■ TO DO
Make an exact copy of the records, dropping all pictures.

■ INPUT ROWS

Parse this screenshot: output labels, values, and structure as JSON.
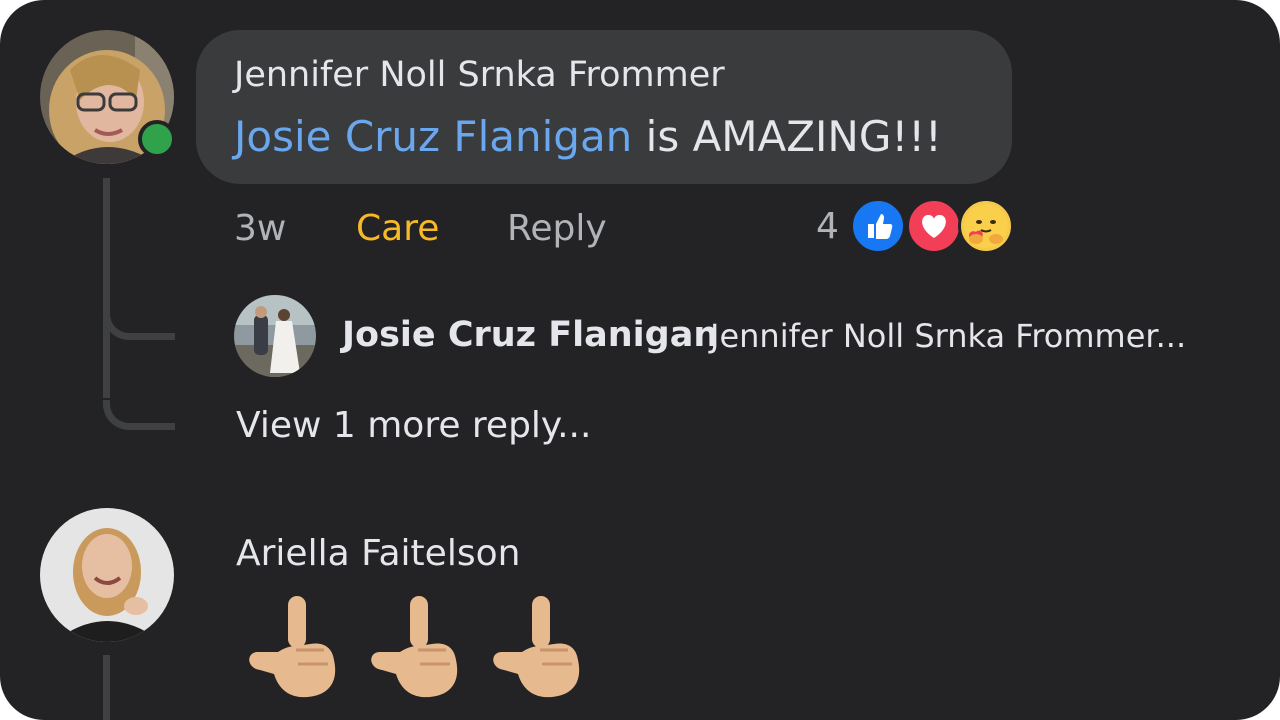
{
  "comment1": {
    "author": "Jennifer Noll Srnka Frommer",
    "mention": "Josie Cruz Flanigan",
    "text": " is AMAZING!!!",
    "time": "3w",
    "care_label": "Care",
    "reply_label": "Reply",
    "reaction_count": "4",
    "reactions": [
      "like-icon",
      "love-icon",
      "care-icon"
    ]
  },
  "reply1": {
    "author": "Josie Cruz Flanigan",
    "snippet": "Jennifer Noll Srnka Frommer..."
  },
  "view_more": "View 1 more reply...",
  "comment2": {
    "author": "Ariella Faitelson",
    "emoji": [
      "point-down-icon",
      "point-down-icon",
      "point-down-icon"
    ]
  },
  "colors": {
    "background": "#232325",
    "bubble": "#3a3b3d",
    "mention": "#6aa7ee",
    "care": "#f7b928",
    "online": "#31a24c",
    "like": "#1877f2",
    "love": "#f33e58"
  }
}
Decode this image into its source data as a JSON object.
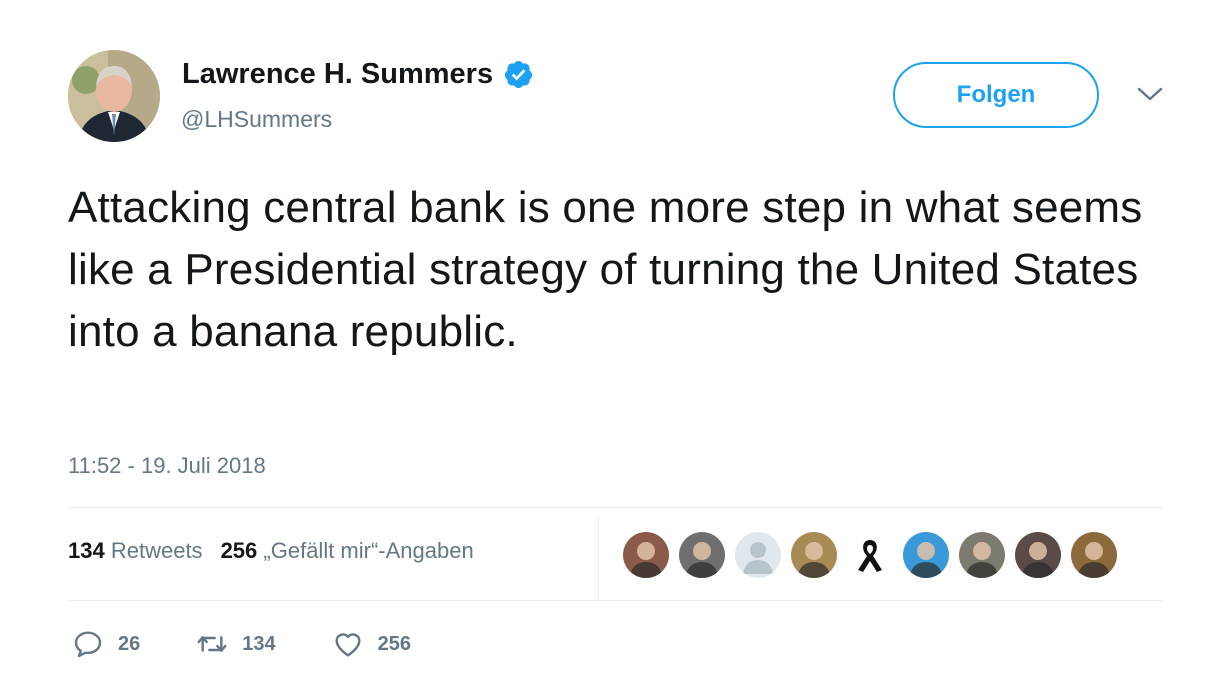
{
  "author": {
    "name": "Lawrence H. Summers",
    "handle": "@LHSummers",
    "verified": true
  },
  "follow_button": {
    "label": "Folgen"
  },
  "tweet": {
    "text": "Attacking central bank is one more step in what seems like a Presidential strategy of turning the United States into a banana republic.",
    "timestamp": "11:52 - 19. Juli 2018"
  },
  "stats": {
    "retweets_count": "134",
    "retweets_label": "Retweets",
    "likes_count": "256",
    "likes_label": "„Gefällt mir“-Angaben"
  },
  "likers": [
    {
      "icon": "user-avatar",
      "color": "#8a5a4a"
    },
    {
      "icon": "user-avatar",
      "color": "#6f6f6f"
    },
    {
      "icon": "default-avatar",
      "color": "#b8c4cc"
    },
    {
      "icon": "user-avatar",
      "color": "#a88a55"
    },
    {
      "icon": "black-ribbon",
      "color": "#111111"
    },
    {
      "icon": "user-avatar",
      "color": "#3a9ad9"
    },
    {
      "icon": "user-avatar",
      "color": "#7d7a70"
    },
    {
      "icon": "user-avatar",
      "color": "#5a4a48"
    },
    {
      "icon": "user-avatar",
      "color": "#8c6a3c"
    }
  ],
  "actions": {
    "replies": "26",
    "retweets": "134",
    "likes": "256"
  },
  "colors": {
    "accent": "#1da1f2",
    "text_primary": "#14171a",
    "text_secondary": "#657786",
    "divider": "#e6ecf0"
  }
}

■ COMPLETE ANSWER
Parse this screenshot: output labels, values, and structure as JSON.
{
  "comment1": {
    "author": "Jennifer Noll Srnka Frommer",
    "mention": "Josie Cruz Flanigan",
    "text": " is AMAZING!!!",
    "time": "3w",
    "care_label": "Care",
    "reply_label": "Reply",
    "reaction_count": "4",
    "reactions": [
      "like-icon",
      "love-icon",
      "care-icon"
    ]
  },
  "reply1": {
    "author": "Josie Cruz Flanigan",
    "snippet": "Jennifer Noll Srnka Frommer..."
  },
  "view_more": "View 1 more reply...",
  "comment2": {
    "author": "Ariella Faitelson",
    "emoji": [
      "point-down-icon",
      "point-down-icon",
      "point-down-icon"
    ]
  },
  "colors": {
    "background": "#232325",
    "bubble": "#3a3b3d",
    "mention": "#6aa7ee",
    "care": "#f7b928",
    "online": "#31a24c",
    "like": "#1877f2",
    "love": "#f33e58"
  }
}
Decode this image into its source data as a JSON object.
{
  "author": {
    "name": "Lawrence H. Summers",
    "handle": "@LHSummers",
    "verified": true
  },
  "follow_button": {
    "label": "Folgen"
  },
  "tweet": {
    "text": "Attacking central bank is one more step in what seems like a Presidential strategy of turning the United States into a banana republic.",
    "timestamp": "11:52 - 19. Juli 2018"
  },
  "stats": {
    "retweets_count": "134",
    "retweets_label": "Retweets",
    "likes_count": "256",
    "likes_label": "„Gefällt mir“-Angaben"
  },
  "likers": [
    {
      "icon": "user-avatar",
      "color": "#8a5a4a"
    },
    {
      "icon": "user-avatar",
      "color": "#6f6f6f"
    },
    {
      "icon": "default-avatar",
      "color": "#b8c4cc"
    },
    {
      "icon": "user-avatar",
      "color": "#a88a55"
    },
    {
      "icon": "black-ribbon",
      "color": "#111111"
    },
    {
      "icon": "user-avatar",
      "color": "#3a9ad9"
    },
    {
      "icon": "user-avatar",
      "color": "#7d7a70"
    },
    {
      "icon": "user-avatar",
      "color": "#5a4a48"
    },
    {
      "icon": "user-avatar",
      "color": "#8c6a3c"
    }
  ],
  "actions": {
    "replies": "26",
    "retweets": "134",
    "likes": "256"
  },
  "colors": {
    "accent": "#1da1f2",
    "text_primary": "#14171a",
    "text_secondary": "#657786",
    "divider": "#e6ecf0"
  }
}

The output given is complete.